— start of Exercise material —
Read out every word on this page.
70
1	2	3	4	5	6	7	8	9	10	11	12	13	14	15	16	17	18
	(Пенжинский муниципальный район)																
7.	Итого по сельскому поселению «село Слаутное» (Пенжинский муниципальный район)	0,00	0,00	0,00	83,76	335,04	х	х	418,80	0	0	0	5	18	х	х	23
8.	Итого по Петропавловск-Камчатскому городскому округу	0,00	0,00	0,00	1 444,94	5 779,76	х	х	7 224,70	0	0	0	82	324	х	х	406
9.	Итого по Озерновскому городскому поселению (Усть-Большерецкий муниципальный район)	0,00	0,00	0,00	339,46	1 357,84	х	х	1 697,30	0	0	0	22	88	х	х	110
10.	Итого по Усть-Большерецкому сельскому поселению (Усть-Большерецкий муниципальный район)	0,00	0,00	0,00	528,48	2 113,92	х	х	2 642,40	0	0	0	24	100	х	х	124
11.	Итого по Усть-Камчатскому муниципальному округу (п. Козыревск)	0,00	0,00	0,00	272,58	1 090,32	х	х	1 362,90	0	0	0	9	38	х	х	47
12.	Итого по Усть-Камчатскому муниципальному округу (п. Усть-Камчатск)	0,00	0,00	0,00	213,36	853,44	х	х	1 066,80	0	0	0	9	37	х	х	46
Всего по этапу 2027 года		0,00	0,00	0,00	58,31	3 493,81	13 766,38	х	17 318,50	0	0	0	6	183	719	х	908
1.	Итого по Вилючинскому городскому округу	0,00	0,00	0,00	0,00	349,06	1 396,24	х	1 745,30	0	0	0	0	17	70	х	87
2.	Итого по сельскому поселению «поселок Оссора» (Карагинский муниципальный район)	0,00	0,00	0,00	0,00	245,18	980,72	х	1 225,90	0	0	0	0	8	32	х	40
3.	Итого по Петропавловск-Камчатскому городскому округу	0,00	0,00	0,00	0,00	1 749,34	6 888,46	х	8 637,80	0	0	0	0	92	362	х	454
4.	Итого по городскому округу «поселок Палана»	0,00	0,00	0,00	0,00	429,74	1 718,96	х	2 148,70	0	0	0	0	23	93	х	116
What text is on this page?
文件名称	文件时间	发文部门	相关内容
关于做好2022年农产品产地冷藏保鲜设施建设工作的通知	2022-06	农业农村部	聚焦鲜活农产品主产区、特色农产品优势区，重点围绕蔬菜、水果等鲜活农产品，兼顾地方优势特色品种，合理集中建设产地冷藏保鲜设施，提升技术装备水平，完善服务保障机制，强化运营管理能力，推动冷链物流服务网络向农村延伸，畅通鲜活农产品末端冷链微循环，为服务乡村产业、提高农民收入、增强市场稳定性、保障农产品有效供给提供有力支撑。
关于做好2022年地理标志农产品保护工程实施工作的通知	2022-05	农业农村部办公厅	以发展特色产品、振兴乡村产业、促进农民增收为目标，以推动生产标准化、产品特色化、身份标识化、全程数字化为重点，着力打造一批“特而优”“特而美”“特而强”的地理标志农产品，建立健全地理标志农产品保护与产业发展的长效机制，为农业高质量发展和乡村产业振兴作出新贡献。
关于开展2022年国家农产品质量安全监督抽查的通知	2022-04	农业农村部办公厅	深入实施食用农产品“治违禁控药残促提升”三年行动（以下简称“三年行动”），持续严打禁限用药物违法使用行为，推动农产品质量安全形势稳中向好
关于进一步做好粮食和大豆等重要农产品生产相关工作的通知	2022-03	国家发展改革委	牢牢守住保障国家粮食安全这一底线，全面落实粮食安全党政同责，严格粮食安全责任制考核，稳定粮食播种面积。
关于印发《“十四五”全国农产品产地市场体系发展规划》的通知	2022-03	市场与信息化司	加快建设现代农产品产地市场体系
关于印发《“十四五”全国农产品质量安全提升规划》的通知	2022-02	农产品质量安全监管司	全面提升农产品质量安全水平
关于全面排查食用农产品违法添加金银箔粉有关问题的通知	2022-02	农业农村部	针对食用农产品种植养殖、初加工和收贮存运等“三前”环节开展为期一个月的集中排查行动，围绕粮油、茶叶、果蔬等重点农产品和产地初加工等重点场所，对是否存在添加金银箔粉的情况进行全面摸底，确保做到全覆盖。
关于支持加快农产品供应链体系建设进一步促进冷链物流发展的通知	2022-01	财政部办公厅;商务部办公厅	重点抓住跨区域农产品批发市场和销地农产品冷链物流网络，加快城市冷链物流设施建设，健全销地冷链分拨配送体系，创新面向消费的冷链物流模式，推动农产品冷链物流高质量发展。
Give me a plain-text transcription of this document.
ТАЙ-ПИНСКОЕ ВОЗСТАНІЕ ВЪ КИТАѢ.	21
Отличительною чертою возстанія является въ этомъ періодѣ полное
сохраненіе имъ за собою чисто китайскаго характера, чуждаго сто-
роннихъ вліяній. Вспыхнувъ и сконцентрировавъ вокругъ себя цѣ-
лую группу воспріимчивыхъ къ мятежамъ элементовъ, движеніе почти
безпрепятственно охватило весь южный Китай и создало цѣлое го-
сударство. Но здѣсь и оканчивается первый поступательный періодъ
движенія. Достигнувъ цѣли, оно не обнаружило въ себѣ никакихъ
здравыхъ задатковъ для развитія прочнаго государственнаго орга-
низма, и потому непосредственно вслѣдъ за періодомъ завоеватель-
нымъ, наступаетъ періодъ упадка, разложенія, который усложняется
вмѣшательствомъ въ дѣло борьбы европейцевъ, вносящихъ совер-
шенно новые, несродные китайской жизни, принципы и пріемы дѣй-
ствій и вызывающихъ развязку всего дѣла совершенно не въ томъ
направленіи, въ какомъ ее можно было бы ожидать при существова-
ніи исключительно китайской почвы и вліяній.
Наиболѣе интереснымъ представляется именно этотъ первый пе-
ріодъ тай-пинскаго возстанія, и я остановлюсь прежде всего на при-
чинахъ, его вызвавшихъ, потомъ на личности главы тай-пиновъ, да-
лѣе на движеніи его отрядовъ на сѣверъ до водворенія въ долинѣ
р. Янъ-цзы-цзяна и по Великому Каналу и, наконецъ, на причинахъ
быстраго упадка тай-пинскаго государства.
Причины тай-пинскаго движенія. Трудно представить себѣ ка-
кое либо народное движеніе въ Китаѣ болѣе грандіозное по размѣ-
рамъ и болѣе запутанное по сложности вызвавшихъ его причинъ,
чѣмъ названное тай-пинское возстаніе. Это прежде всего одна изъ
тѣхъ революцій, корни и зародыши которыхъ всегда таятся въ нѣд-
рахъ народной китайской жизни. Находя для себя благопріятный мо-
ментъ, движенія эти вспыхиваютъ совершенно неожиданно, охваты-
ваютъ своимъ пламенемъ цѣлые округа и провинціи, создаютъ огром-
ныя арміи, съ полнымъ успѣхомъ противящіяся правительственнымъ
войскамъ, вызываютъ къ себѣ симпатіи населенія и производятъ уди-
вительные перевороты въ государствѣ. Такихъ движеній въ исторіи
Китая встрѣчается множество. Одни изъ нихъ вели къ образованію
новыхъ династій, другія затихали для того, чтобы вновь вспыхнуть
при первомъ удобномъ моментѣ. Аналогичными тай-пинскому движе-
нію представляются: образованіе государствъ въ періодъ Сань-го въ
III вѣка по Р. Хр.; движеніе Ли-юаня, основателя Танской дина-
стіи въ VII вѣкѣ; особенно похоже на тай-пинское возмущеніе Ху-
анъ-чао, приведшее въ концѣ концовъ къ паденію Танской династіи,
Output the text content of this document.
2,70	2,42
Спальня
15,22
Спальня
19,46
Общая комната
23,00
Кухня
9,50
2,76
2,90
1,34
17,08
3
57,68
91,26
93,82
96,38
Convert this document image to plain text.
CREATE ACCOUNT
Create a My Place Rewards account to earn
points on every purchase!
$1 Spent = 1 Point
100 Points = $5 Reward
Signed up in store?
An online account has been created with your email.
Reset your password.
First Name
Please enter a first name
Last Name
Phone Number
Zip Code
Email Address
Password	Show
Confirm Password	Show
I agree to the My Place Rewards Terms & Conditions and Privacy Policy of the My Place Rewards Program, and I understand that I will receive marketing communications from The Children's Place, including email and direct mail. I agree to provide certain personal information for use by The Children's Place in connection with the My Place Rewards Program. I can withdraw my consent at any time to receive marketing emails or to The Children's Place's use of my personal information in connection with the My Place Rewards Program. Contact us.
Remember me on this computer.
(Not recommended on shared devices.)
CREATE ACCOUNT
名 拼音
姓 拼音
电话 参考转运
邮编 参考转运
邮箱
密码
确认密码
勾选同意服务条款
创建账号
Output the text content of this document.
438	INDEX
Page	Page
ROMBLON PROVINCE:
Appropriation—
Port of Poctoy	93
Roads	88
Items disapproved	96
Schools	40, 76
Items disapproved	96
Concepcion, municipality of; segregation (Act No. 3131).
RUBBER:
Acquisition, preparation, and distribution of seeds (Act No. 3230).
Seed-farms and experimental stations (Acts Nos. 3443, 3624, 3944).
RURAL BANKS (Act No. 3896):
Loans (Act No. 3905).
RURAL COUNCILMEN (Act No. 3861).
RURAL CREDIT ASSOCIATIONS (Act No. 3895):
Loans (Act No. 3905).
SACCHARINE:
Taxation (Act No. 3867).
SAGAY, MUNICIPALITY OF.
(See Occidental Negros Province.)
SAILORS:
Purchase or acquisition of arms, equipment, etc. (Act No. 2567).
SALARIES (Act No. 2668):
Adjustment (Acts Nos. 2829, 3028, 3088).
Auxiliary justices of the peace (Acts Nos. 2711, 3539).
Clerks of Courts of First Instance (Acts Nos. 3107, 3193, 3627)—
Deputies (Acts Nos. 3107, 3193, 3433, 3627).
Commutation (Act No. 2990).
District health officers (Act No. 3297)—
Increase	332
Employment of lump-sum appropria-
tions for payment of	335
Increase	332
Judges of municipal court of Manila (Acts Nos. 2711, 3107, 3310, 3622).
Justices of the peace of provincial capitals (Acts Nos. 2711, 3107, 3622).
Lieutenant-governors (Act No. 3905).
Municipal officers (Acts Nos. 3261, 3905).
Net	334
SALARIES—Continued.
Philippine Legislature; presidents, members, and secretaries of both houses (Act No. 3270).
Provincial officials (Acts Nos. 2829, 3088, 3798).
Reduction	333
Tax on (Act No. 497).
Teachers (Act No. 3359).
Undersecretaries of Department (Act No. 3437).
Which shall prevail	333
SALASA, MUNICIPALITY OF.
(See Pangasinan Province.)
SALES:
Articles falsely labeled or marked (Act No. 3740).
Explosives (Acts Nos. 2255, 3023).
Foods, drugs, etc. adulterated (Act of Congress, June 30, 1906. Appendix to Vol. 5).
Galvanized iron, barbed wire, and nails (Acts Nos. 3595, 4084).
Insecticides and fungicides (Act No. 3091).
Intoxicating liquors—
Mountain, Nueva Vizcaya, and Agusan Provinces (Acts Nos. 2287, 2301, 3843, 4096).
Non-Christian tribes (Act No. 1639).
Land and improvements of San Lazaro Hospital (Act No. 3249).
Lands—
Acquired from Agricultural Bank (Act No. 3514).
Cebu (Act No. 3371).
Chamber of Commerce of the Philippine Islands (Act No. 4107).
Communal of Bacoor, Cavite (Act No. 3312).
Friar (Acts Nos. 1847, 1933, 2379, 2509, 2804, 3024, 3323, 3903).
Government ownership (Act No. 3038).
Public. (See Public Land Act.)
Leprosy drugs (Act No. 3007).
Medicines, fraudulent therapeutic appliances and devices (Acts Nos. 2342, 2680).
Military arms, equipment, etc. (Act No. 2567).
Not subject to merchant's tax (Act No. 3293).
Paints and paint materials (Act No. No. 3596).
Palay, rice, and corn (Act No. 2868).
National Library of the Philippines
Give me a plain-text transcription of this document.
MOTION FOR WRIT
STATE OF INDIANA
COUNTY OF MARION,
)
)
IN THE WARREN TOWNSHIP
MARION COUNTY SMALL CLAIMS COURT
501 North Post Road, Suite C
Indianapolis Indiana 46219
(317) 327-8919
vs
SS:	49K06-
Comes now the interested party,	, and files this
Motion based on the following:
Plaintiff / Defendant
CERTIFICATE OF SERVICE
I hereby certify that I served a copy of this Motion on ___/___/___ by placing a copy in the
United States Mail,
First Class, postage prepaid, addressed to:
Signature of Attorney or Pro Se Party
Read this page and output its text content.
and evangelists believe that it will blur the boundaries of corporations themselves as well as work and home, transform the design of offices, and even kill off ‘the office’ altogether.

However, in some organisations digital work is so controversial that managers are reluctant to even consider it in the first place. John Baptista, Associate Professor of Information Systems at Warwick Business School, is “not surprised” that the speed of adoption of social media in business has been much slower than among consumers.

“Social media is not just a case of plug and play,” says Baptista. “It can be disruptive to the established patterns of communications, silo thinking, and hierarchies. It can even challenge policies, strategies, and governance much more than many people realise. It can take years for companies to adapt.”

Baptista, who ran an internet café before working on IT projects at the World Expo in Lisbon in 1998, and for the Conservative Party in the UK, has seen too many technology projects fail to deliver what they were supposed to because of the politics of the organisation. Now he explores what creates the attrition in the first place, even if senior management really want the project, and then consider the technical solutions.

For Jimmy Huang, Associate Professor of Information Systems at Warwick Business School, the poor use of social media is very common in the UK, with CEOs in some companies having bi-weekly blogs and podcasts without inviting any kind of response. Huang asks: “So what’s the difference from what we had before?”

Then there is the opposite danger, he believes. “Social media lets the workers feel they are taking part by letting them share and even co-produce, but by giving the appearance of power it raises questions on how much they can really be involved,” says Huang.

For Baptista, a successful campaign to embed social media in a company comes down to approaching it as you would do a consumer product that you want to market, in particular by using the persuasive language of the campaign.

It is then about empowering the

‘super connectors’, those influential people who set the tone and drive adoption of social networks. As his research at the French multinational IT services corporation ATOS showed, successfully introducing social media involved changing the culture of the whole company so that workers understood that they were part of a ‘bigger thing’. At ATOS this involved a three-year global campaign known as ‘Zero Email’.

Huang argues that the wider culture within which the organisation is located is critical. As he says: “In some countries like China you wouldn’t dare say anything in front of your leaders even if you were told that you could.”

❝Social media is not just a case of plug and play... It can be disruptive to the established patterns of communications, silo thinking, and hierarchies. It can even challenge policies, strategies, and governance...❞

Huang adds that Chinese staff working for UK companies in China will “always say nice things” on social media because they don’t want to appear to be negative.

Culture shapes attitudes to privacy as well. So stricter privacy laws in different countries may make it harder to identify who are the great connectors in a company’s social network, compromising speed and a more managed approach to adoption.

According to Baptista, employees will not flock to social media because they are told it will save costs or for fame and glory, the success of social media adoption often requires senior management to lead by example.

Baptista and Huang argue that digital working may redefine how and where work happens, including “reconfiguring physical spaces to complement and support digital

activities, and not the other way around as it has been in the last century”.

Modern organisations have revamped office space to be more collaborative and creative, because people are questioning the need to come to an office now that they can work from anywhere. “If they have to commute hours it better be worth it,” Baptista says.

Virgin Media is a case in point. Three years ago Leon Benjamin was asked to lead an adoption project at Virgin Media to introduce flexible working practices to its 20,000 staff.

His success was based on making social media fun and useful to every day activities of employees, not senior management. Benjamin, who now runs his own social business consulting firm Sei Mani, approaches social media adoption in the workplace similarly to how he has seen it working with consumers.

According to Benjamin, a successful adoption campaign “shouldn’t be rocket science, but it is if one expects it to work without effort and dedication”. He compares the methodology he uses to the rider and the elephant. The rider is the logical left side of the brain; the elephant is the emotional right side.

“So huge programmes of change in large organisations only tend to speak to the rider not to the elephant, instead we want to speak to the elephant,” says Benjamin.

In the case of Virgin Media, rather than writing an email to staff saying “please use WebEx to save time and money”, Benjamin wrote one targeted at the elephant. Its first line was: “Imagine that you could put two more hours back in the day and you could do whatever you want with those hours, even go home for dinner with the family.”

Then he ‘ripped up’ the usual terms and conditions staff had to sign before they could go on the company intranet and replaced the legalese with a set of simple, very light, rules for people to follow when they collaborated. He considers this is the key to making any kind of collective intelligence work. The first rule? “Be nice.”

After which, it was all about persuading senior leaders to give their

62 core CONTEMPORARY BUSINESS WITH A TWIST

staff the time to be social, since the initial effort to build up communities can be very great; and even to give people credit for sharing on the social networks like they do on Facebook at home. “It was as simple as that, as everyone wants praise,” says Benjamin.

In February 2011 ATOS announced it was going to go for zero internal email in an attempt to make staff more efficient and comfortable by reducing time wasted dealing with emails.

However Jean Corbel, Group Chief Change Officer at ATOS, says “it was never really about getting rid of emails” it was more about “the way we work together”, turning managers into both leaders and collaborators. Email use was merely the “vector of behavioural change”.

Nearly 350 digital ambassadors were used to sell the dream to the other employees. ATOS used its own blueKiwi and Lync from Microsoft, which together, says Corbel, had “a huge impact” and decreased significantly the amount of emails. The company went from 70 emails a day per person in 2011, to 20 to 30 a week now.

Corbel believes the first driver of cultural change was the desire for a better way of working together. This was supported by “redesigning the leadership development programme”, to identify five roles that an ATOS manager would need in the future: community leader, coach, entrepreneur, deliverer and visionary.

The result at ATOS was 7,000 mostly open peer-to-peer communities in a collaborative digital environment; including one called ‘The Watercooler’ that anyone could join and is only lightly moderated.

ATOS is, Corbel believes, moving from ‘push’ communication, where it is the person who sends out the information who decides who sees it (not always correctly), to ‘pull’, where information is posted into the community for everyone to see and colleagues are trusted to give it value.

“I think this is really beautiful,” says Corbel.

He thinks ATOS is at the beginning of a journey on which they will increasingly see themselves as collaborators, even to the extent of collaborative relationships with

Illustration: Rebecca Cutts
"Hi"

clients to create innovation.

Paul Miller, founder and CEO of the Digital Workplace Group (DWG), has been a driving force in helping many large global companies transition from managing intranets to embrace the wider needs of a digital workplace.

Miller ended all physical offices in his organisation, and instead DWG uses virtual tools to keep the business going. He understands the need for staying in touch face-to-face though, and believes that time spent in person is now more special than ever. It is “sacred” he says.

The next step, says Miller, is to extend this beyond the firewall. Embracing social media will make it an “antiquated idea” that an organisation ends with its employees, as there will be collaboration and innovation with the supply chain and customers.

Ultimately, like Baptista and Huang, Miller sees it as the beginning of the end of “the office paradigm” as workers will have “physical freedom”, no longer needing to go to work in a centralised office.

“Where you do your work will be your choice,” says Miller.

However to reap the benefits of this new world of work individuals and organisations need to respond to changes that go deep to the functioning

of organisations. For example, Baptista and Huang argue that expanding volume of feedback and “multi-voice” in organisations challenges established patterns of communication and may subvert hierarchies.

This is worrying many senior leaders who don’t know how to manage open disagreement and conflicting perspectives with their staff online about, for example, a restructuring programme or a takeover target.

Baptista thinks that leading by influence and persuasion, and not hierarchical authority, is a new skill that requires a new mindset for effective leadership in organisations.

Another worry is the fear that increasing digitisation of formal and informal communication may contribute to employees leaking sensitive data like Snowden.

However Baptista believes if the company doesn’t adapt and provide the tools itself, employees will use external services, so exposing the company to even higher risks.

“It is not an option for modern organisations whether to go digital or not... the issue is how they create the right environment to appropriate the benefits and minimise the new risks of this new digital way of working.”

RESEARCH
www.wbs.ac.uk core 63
— end of Exercise material —
-- Given request --
All lines holding the word "global" should be picked out and copied.

-- Task output --
‘super connectors’, those influential people who set the tone and drive adoption of social networks. As his research at the French multinational IT services corporation ATOS showed, successfully introducing social media involved changing the culture of the whole company so that workers understood that they were part of a ‘bigger thing’. At ATOS this involved a three-year global campaign known as ‘Zero Email’.
Paul Miller, founder and CEO of the Digital Workplace Group (DWG), has been a driving force in helping many large global companies transition from managing intranets to embrace the wider needs of a digital workplace.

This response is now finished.